## Work to complete
Find each line with the string "restricted" and report it.

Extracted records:
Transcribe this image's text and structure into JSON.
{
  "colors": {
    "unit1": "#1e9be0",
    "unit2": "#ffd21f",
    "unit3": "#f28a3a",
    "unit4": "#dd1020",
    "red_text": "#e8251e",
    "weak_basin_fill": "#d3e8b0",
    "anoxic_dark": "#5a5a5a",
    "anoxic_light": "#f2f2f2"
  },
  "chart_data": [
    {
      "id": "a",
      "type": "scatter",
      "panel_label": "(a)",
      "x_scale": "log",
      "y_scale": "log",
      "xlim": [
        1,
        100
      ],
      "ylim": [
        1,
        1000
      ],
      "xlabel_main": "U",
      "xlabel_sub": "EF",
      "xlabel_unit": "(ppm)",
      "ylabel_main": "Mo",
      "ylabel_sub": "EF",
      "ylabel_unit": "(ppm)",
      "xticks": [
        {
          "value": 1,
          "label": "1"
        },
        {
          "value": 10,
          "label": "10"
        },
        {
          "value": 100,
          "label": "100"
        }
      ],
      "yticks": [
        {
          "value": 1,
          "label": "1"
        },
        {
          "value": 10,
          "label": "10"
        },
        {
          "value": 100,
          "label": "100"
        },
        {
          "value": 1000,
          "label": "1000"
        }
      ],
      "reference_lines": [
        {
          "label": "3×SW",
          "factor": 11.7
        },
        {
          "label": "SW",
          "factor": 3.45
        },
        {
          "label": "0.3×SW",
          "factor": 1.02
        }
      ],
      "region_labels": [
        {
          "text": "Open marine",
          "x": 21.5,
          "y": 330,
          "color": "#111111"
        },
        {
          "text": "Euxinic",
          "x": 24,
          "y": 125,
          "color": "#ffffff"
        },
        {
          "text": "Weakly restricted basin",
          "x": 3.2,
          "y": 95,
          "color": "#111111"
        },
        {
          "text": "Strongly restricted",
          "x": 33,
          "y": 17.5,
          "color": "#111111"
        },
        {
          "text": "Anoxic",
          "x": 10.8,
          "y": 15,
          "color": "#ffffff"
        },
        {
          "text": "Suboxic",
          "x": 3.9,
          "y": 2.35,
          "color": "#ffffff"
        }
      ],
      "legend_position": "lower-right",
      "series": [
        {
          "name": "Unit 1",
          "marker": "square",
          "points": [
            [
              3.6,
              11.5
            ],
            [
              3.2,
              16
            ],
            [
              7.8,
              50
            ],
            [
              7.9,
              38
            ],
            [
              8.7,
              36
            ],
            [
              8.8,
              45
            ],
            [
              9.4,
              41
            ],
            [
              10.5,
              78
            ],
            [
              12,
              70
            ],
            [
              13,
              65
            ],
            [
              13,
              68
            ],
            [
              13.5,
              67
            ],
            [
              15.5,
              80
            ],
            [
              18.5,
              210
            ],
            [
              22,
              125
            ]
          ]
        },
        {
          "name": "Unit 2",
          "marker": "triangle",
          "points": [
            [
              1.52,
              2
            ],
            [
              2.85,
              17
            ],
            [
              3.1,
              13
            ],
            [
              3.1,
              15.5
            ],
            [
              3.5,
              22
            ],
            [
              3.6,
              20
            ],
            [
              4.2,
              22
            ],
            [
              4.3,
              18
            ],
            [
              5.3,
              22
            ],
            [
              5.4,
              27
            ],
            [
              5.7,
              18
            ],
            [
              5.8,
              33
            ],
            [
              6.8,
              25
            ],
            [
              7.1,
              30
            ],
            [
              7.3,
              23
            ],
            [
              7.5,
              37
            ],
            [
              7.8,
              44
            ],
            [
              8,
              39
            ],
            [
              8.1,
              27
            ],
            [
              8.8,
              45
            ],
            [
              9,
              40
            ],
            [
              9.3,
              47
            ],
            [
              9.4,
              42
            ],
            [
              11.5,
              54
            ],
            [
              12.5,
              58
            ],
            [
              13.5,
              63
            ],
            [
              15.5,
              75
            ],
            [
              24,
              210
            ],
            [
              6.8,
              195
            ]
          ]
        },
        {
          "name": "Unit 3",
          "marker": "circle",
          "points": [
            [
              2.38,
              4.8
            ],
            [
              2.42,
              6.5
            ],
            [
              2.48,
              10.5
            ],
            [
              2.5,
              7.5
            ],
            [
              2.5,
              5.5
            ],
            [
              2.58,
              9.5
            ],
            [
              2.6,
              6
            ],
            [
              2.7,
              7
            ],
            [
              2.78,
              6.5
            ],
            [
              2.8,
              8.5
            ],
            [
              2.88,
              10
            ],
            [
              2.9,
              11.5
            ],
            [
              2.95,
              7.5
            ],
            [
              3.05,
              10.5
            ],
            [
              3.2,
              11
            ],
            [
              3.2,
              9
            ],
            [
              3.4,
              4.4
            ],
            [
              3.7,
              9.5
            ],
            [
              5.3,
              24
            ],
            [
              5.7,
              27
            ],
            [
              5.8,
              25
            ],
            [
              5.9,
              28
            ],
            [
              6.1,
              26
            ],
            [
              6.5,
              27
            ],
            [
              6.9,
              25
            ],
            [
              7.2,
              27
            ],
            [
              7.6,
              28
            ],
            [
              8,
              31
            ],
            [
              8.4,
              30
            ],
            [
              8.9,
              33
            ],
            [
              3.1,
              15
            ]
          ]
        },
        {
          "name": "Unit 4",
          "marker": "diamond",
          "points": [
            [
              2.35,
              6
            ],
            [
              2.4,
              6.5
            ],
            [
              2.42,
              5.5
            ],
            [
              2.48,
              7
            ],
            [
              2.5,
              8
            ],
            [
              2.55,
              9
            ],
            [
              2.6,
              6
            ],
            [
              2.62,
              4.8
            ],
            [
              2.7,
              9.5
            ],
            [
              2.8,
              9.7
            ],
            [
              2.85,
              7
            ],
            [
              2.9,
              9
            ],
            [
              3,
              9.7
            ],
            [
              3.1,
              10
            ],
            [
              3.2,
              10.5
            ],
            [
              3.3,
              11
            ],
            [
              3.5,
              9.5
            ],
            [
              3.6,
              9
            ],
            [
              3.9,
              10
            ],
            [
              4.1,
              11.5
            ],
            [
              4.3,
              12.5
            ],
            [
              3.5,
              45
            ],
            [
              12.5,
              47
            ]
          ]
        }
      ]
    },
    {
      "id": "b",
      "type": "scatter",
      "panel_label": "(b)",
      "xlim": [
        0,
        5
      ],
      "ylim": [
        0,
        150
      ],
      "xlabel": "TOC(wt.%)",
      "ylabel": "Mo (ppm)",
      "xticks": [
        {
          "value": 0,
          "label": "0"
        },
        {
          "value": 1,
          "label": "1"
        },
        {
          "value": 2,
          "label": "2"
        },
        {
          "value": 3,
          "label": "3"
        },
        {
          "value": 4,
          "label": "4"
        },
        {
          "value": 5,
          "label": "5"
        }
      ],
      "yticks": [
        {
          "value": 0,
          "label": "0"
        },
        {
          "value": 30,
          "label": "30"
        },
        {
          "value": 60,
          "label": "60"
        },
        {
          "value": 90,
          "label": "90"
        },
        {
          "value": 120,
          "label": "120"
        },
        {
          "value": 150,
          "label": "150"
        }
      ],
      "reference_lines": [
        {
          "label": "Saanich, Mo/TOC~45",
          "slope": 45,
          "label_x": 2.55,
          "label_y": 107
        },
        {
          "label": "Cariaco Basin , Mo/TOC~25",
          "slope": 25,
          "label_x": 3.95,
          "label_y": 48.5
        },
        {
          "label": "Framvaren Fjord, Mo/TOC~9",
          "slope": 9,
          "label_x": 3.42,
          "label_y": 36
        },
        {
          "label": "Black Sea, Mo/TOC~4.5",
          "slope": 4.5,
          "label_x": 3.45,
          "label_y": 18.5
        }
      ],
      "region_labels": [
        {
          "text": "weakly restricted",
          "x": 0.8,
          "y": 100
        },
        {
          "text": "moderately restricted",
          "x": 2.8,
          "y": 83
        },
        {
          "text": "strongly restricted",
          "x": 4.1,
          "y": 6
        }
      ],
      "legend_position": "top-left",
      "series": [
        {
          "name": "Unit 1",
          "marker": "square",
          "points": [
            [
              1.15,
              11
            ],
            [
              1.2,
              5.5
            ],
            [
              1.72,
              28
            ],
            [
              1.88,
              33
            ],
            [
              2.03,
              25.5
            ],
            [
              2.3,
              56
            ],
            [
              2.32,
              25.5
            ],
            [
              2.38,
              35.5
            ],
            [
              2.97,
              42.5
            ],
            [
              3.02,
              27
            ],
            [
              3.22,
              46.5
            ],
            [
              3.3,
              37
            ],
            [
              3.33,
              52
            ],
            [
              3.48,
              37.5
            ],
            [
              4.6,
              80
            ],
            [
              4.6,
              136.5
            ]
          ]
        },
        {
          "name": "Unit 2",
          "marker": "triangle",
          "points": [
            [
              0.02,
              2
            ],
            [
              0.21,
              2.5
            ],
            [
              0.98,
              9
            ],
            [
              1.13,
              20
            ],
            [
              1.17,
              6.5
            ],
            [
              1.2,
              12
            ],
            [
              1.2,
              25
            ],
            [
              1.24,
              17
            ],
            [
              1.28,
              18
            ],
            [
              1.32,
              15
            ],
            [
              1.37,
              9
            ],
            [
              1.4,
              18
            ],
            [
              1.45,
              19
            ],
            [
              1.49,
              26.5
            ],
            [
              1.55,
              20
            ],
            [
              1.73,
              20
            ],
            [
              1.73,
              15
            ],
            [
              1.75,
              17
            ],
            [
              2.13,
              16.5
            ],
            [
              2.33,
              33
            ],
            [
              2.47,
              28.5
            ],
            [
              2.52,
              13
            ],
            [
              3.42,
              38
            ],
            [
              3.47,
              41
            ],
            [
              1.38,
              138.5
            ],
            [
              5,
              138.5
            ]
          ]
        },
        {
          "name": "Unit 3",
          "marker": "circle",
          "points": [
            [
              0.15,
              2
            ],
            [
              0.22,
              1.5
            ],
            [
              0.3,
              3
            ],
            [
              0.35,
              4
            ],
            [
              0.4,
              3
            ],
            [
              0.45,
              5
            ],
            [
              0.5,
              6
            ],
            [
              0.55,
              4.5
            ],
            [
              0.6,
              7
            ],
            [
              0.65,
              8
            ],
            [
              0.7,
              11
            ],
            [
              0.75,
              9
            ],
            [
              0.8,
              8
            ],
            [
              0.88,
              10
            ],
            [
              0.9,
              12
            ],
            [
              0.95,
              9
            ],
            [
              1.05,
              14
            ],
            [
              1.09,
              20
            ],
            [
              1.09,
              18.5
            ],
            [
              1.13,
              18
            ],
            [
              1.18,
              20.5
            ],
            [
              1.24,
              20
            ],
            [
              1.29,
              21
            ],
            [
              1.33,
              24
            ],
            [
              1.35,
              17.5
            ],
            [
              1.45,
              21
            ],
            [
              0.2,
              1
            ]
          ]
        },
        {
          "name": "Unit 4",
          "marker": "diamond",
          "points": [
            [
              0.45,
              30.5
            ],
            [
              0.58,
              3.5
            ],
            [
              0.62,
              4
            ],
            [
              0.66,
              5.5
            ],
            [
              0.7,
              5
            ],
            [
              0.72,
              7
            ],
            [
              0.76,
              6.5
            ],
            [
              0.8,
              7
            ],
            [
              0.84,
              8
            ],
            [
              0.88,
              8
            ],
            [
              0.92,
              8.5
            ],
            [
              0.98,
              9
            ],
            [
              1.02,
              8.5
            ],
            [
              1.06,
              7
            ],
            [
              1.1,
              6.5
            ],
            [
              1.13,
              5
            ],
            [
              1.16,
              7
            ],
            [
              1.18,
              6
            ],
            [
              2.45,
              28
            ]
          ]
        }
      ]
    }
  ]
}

## Written solution
          "text": "Weakly restricted basin",
          "text": "Strongly restricted",
          "text": "weakly restricted",
          "text": "moderately restricted",
          "text": "strongly restricted",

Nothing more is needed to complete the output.